» EXERCISE TASK: Search the records below for the word "Amsterdam" and show every line where it occurs.

» ENTRIES SUPPLIED:

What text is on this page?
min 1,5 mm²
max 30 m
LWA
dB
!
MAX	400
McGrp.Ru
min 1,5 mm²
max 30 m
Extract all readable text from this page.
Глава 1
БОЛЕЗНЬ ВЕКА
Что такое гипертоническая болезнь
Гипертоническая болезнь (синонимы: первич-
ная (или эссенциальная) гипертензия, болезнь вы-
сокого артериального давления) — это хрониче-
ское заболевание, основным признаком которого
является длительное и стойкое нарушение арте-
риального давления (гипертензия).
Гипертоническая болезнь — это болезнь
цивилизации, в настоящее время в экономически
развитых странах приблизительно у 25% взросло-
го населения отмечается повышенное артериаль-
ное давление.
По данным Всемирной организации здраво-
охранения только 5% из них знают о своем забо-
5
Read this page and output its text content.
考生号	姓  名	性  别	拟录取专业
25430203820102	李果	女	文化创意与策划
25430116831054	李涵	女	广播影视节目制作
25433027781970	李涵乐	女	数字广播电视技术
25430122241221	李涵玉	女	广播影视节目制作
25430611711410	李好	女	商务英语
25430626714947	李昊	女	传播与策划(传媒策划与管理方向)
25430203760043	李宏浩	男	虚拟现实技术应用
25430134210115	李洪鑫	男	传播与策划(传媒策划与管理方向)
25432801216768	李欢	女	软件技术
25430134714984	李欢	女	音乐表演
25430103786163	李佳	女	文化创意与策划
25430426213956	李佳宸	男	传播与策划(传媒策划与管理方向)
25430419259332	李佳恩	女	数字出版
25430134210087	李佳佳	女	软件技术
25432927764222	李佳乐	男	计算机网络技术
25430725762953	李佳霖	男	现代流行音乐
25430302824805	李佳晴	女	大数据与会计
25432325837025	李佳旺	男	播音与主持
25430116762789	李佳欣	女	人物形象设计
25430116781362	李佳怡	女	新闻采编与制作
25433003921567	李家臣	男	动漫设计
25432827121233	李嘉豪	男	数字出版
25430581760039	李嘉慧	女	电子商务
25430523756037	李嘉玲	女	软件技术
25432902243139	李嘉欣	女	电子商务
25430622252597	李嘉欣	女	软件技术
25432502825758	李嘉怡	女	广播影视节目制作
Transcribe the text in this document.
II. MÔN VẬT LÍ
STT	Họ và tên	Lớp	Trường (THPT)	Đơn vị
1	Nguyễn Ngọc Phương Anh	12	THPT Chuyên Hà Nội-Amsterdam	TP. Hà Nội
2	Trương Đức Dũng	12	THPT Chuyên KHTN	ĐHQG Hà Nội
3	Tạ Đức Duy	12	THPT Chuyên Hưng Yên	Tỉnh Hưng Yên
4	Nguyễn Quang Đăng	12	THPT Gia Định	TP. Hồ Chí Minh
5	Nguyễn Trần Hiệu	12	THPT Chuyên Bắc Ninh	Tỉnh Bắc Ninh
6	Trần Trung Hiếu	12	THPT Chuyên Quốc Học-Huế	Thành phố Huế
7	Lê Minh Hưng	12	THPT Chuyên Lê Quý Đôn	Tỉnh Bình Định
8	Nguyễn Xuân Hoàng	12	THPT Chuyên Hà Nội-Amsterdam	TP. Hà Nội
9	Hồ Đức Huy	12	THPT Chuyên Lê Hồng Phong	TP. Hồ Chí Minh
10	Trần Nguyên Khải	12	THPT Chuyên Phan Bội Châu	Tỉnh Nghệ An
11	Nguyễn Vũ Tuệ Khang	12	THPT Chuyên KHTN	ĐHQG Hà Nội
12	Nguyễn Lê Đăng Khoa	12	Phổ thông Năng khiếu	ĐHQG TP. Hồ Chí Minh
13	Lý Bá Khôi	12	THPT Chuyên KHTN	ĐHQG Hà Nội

» RESPONSE TO THE EXERCISE:
1	Nguyễn Ngọc Phương Anh	12	THPT Chuyên Hà Nội-Amsterdam	TP. Hà Nội
8	Nguyễn Xuân Hoàng	12	THPT Chuyên Hà Nội-Amsterdam	TP. Hà Nội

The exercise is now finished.